# START OF PROVIDED MATERIAL

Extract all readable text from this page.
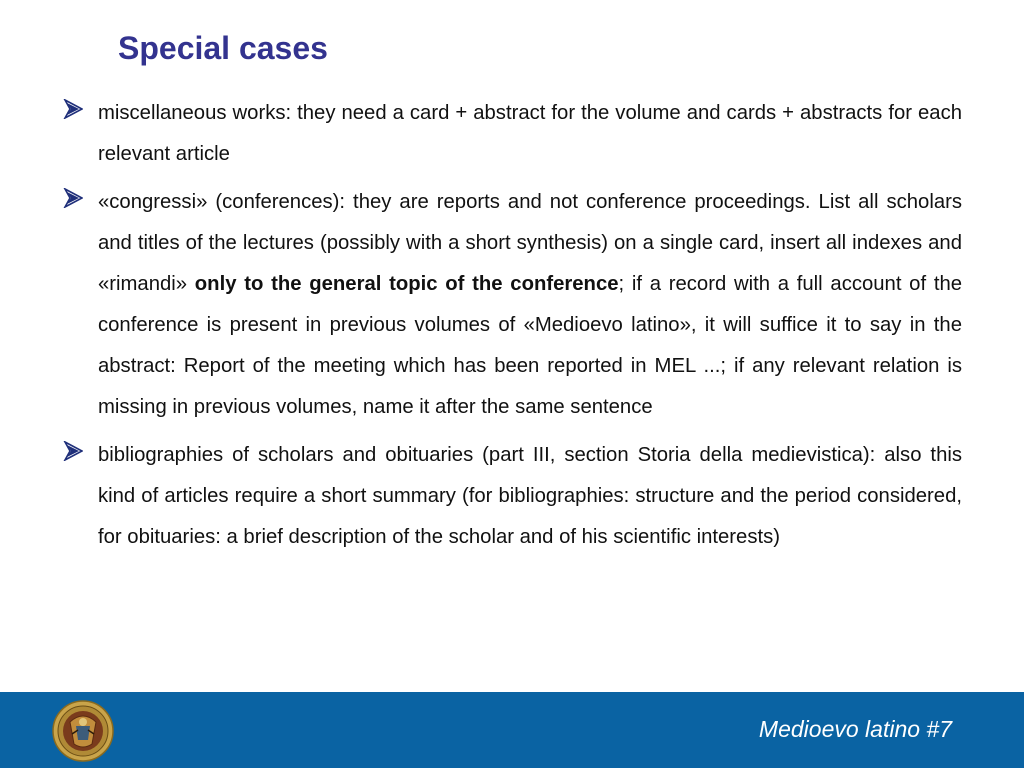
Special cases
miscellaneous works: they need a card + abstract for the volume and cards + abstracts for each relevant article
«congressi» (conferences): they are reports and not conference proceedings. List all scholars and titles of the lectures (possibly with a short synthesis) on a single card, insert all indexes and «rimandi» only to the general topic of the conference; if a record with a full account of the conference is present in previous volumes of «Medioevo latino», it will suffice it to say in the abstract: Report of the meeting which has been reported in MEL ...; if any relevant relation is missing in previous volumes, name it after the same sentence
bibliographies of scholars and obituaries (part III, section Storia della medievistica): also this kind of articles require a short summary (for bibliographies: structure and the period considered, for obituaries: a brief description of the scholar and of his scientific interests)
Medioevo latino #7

# END OF PROVIDED MATERIAL

■ **OBJECTIVE**
Reproduce each line of the records exactly, and omit every picture.

■ **TASK RESPONSE**
Extract all readable text from this page.
Special cases
miscellaneous works: they need a card + abstract for the volume and cards + abstracts for each relevant article
«congressi» (conferences): they are reports and not conference proceedings. List all scholars and titles of the lectures (possibly with a short synthesis) on a single card, insert all indexes and «rimandi» only to the general topic of the conference; if a record with a full account of the conference is present in previous volumes of «Medioevo latino», it will suffice it to say in the abstract: Report of the meeting which has been reported in MEL ...; if any relevant relation is missing in previous volumes, name it after the same sentence
bibliographies of scholars and obituaries (part III, section Storia della medievistica): also this kind of articles require a short summary (for bibliographies: structure and the period considered, for obituaries: a brief description of the scholar and of his scientific interests)
Medioevo latino #7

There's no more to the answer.